[Extracts from a graphics dataset]

· · · · ·

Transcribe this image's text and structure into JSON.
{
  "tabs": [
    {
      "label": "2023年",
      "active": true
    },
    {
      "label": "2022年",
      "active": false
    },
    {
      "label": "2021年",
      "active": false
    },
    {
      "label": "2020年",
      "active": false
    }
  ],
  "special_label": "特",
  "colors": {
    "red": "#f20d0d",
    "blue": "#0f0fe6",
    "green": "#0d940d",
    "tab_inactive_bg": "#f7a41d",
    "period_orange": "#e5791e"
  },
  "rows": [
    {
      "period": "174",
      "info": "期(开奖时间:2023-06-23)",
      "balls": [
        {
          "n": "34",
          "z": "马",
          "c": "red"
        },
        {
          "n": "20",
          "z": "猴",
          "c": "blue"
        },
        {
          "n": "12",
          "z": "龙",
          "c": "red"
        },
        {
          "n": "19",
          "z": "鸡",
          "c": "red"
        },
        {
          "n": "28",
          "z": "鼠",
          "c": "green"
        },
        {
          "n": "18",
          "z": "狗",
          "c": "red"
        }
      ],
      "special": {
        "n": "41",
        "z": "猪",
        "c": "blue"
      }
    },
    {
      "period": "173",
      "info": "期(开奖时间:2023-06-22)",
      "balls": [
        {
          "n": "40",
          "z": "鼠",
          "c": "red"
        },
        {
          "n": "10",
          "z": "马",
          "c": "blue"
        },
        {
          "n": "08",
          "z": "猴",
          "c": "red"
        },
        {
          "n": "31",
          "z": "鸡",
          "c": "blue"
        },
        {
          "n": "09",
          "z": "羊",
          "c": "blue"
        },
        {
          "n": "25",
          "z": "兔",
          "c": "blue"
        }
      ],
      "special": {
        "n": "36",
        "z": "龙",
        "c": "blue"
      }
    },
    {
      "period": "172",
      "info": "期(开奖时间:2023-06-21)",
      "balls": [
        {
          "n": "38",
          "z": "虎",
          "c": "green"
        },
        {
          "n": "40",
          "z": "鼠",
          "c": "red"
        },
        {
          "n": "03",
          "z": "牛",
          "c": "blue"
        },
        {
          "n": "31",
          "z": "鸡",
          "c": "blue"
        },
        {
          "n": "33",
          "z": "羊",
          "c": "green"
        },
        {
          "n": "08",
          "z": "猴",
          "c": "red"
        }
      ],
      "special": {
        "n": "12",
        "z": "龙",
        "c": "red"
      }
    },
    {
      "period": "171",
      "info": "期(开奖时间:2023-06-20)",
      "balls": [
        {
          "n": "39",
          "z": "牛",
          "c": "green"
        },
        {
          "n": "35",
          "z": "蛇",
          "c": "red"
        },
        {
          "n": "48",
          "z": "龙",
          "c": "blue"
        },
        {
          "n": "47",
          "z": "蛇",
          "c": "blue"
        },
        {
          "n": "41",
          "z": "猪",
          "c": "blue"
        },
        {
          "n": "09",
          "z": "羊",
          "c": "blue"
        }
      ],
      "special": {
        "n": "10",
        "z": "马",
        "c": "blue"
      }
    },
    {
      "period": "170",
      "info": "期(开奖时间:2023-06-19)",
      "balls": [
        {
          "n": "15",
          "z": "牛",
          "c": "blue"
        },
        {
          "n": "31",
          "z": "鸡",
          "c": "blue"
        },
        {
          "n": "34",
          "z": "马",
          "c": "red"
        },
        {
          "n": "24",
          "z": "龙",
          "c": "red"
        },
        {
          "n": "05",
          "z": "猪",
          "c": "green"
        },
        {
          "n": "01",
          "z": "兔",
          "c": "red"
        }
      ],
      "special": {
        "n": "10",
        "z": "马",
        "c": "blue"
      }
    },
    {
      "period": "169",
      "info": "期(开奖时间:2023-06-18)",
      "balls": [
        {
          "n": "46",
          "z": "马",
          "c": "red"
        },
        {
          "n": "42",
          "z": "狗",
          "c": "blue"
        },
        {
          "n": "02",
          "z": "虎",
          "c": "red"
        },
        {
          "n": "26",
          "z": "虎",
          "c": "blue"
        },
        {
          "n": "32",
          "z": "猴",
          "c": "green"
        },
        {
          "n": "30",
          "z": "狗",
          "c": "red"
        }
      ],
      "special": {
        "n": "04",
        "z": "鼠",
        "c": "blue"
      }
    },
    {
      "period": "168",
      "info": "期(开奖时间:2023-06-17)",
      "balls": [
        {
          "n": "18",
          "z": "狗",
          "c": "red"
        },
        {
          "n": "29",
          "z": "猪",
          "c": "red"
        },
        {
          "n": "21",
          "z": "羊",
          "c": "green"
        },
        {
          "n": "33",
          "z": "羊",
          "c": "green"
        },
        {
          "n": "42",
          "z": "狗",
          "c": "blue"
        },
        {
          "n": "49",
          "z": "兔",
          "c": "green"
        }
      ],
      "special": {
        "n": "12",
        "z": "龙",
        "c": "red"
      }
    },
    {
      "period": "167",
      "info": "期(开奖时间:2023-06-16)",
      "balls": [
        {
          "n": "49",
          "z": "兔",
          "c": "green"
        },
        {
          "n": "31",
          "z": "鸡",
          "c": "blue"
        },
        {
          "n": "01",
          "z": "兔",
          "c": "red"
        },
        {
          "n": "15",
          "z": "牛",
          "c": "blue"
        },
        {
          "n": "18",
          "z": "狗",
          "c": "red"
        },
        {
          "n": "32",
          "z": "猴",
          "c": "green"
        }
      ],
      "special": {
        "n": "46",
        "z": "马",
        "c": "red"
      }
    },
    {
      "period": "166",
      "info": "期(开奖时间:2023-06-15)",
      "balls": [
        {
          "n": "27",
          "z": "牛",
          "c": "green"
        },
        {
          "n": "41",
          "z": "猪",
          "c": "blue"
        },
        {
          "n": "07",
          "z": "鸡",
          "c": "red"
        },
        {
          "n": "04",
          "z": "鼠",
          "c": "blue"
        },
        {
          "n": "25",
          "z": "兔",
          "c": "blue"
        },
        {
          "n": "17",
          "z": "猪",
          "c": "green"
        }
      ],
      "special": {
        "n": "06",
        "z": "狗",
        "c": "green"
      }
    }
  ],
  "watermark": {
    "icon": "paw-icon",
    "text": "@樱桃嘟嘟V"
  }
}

· · · · ·

▸ PROBLEM DESCRIPTION
Every entry should be printed again exactly as written.

▸ ANSWER
Transcribe this image's text and structure into JSON.
{
  "tabs": [
    {
      "label": "2023年",
      "active": true
    },
    {
      "label": "2022年",
      "active": false
    },
    {
      "label": "2021年",
      "active": false
    },
    {
      "label": "2020年",
      "active": false
    }
  ],
  "special_label": "特",
  "colors": {
    "red": "#f20d0d",
    "blue": "#0f0fe6",
    "green": "#0d940d",
    "tab_inactive_bg": "#f7a41d",
    "period_orange": "#e5791e"
  },
  "rows": [
    {
      "period": "174",
      "info": "期(开奖时间:2023-06-23)",
      "balls": [
        {
          "n": "34",
          "z": "马",
          "c": "red"
        },
        {
          "n": "20",
          "z": "猴",
          "c": "blue"
        },
        {
          "n": "12",
          "z": "龙",
          "c": "red"
        },
        {
          "n": "19",
          "z": "鸡",
          "c": "red"
        },
        {
          "n": "28",
          "z": "鼠",
          "c": "green"
        },
        {
          "n": "18",
          "z": "狗",
          "c": "red"
        }
      ],
      "special": {
        "n": "41",
        "z": "猪",
        "c": "blue"
      }
    },
    {
      "period": "173",
      "info": "期(开奖时间:2023-06-22)",
      "balls": [
        {
          "n": "40",
          "z": "鼠",
          "c": "red"
        },
        {
          "n": "10",
          "z": "马",
          "c": "blue"
        },
        {
          "n": "08",
          "z": "猴",
          "c": "red"
        },
        {
          "n": "31",
          "z": "鸡",
          "c": "blue"
        },
        {
          "n": "09",
          "z": "羊",
          "c": "blue"
        },
        {
          "n": "25",
          "z": "兔",
          "c": "blue"
        }
      ],
      "special": {
        "n": "36",
        "z": "龙",
        "c": "blue"
      }
    },
    {
      "period": "172",
      "info": "期(开奖时间:2023-06-21)",
      "balls": [
        {
          "n": "38",
          "z": "虎",
          "c": "green"
        },
        {
          "n": "40",
          "z": "鼠",
          "c": "red"
        },
        {
          "n": "03",
          "z": "牛",
          "c": "blue"
        },
        {
          "n": "31",
          "z": "鸡",
          "c": "blue"
        },
        {
          "n": "33",
          "z": "羊",
          "c": "green"
        },
        {
          "n": "08",
          "z": "猴",
          "c": "red"
        }
      ],
      "special": {
        "n": "12",
        "z": "龙",
        "c": "red"
      }
    },
    {
      "period": "171",
      "info": "期(开奖时间:2023-06-20)",
      "balls": [
        {
          "n": "39",
          "z": "牛",
          "c": "green"
        },
        {
          "n": "35",
          "z": "蛇",
          "c": "red"
        },
        {
          "n": "48",
          "z": "龙",
          "c": "blue"
        },
        {
          "n": "47",
          "z": "蛇",
          "c": "blue"
        },
        {
          "n": "41",
          "z": "猪",
          "c": "blue"
        },
        {
          "n": "09",
          "z": "羊",
          "c": "blue"
        }
      ],
      "special": {
        "n": "10",
        "z": "马",
        "c": "blue"
      }
    },
    {
      "period": "170",
      "info": "期(开奖时间:2023-06-19)",
      "balls": [
        {
          "n": "15",
          "z": "牛",
          "c": "blue"
        },
        {
          "n": "31",
          "z": "鸡",
          "c": "blue"
        },
        {
          "n": "34",
          "z": "马",
          "c": "red"
        },
        {
          "n": "24",
          "z": "龙",
          "c": "red"
        },
        {
          "n": "05",
          "z": "猪",
          "c": "green"
        },
        {
          "n": "01",
          "z": "兔",
          "c": "red"
        }
      ],
      "special": {
        "n": "10",
        "z": "马",
        "c": "blue"
      }
    },
    {
      "period": "169",
      "info": "期(开奖时间:2023-06-18)",
      "balls": [
        {
          "n": "46",
          "z": "马",
          "c": "red"
        },
        {
          "n": "42",
          "z": "狗",
          "c": "blue"
        },
        {
          "n": "02",
          "z": "虎",
          "c": "red"
        },
        {
          "n": "26",
          "z": "虎",
          "c": "blue"
        },
        {
          "n": "32",
          "z": "猴",
          "c": "green"
        },
        {
          "n": "30",
          "z": "狗",
          "c": "red"
        }
      ],
      "special": {
        "n": "04",
        "z": "鼠",
        "c": "blue"
      }
    },
    {
      "period": "168",
      "info": "期(开奖时间:2023-06-17)",
      "balls": [
        {
          "n": "18",
          "z": "狗",
          "c": "red"
        },
        {
          "n": "29",
          "z": "猪",
          "c": "red"
        },
        {
          "n": "21",
          "z": "羊",
          "c": "green"
        },
        {
          "n": "33",
          "z": "羊",
          "c": "green"
        },
        {
          "n": "42",
          "z": "狗",
          "c": "blue"
        },
        {
          "n": "49",
          "z": "兔",
          "c": "green"
        }
      ],
      "special": {
        "n": "12",
        "z": "龙",
        "c": "red"
      }
    },
    {
      "period": "167",
      "info": "期(开奖时间:2023-06-16)",
      "balls": [
        {
          "n": "49",
          "z": "兔",
          "c": "green"
        },
        {
          "n": "31",
          "z": "鸡",
          "c": "blue"
        },
        {
          "n": "01",
          "z": "兔",
          "c": "red"
        },
        {
          "n": "15",
          "z": "牛",
          "c": "blue"
        },
        {
          "n": "18",
          "z": "狗",
          "c": "red"
        },
        {
          "n": "32",
          "z": "猴",
          "c": "green"
        }
      ],
      "special": {
        "n": "46",
        "z": "马",
        "c": "red"
      }
    },
    {
      "period": "166",
      "info": "期(开奖时间:2023-06-15)",
      "balls": [
        {
          "n": "27",
          "z": "牛",
          "c": "green"
        },
        {
          "n": "41",
          "z": "猪",
          "c": "blue"
        },
        {
          "n": "07",
          "z": "鸡",
          "c": "red"
        },
        {
          "n": "04",
          "z": "鼠",
          "c": "blue"
        },
        {
          "n": "25",
          "z": "兔",
          "c": "blue"
        },
        {
          "n": "17",
          "z": "猪",
          "c": "green"
        }
      ],
      "special": {
        "n": "06",
        "z": "狗",
        "c": "green"
      }
    }
  ],
  "watermark": {
    "icon": "paw-icon",
    "text": "@樱桃嘟嘟V"
  }
}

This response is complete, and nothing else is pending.